__Document excerpt__:

------------

Here’s one more image from the scene. Try to figure out where Zero Parallax is.
It’s almost at the taxi’s rear “A” beam (for lack of a better description, behind the small triangle, rear window). But by now you’re already reading anaglyphs like a pro – the “A” beam is also where there appears to be the least red-cyan fringes, so it’s a safe bet to home in on.
As you move the mouse cursor (wearing 3D glasses) you’ll notice the correct depth of the scene, but as you move higher, you’ll notice the graduated depth falloff, coming back toward zero parallax. We now know why.
To it’s credit – The InstaPRO 360 camera has a lot of stereo realestate working for it, compared even to – dare I say – the Jaunt Camera.

------------

__Exercise task 1__: Summarize the passage on locating zero parallax in two sentences.
The records are unrelated to the text.

__Rows__:
------------

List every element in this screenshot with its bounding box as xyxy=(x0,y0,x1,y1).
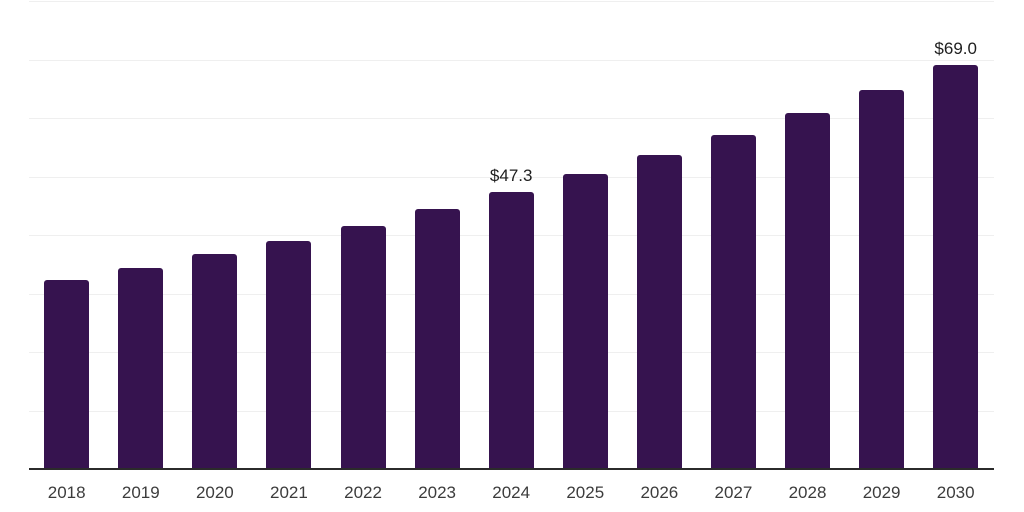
x-tick-2018: 2018 xyxy=(47,483,86,502)
bar-2024 xyxy=(488,192,534,469)
bar-2025 xyxy=(562,174,608,469)
x-tick-2024: 2024 xyxy=(492,483,531,502)
gridline-80 xyxy=(29,1,994,2)
data-label-2030: $69.0 xyxy=(934,39,977,59)
x-axis-line xyxy=(29,468,994,470)
bar-2030 xyxy=(933,65,979,469)
x-tick-2022: 2022 xyxy=(344,483,382,502)
bar-2020 xyxy=(192,254,238,469)
bar-2029 xyxy=(859,89,905,469)
x-tick-2026: 2026 xyxy=(640,483,679,502)
bar-2022 xyxy=(340,225,386,469)
gridline-70 xyxy=(29,59,994,61)
x-tick-2029: 2029 xyxy=(862,483,901,502)
bar-2018 xyxy=(44,280,90,469)
bar-2027 xyxy=(710,134,756,469)
x-tick-2027: 2027 xyxy=(714,483,753,502)
bar-2028 xyxy=(785,112,831,469)
bar-2023 xyxy=(414,209,460,469)
bar-2026 xyxy=(636,154,682,469)
x-tick-2021: 2021 xyxy=(270,483,308,502)
gridline-60 xyxy=(29,118,994,119)
x-tick-2019: 2019 xyxy=(121,483,160,502)
gridline-50 xyxy=(29,176,994,178)
bar-2021 xyxy=(266,240,312,469)
bar-2019 xyxy=(118,267,164,469)
x-tick-2020: 2020 xyxy=(195,483,234,502)
x-tick-2023: 2023 xyxy=(418,483,457,502)
data-label-2024: $47.3 xyxy=(489,166,533,186)
x-tick-2030: 2030 xyxy=(936,483,975,502)
x-tick-2028: 2028 xyxy=(788,483,827,502)
x-tick-2025: 2025 xyxy=(566,483,605,502)
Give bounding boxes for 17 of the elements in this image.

------------

__Exercise task 2__: Output the lines of the records as a Markdown table with the columns Row and Line, starting at the line that contains "x-tick-2018: 2018 xyxy=(47,483,86,502)" and stopping after the line that contains "bar-2022 xyxy=(340,225,386,469)". Number the rows and omit any blank lines.

__Written solution 1__: Zero parallax in the image lies almost at the taxi's rear "A" beam, which is also where the red-cyan fringes appear weakest. Moving the cursor while wearing 3D glasses shows the scene's correct depth, though the depth falls off toward zero parallax higher up, and the InstaPRO 360 camera is credited with a lot of stereo real estate, even compared to the Jaunt Camera.

__Written solution 2__:
| Row | Line |
|---|---|
| 1 | x-tick-2018: 2018 xyxy=(47,483,86,502) |
| 2 | bar-2024 xyxy=(488,192,534,469) |
| 3 | bar-2025 xyxy=(562,174,608,469) |
| 4 | x-tick-2024: 2024 xyxy=(492,483,531,502) |
| 5 | gridline-80 xyxy=(29,1,994,2) |
| 6 | data-label-2030: $69.0 xyxy=(934,39,977,59) |
| 7 | x-axis-line xyxy=(29,468,994,470) |
| 8 | bar-2030 xyxy=(933,65,979,469) |
| 9 | x-tick-2022: 2022 xyxy=(344,483,382,502) |
| 10 | bar-2020 xyxy=(192,254,238,469) |
| 11 | bar-2029 xyxy=(859,89,905,469) |
| 12 | x-tick-2026: 2026 xyxy=(640,483,679,502) |
| 13 | bar-2022 xyxy=(340,225,386,469) |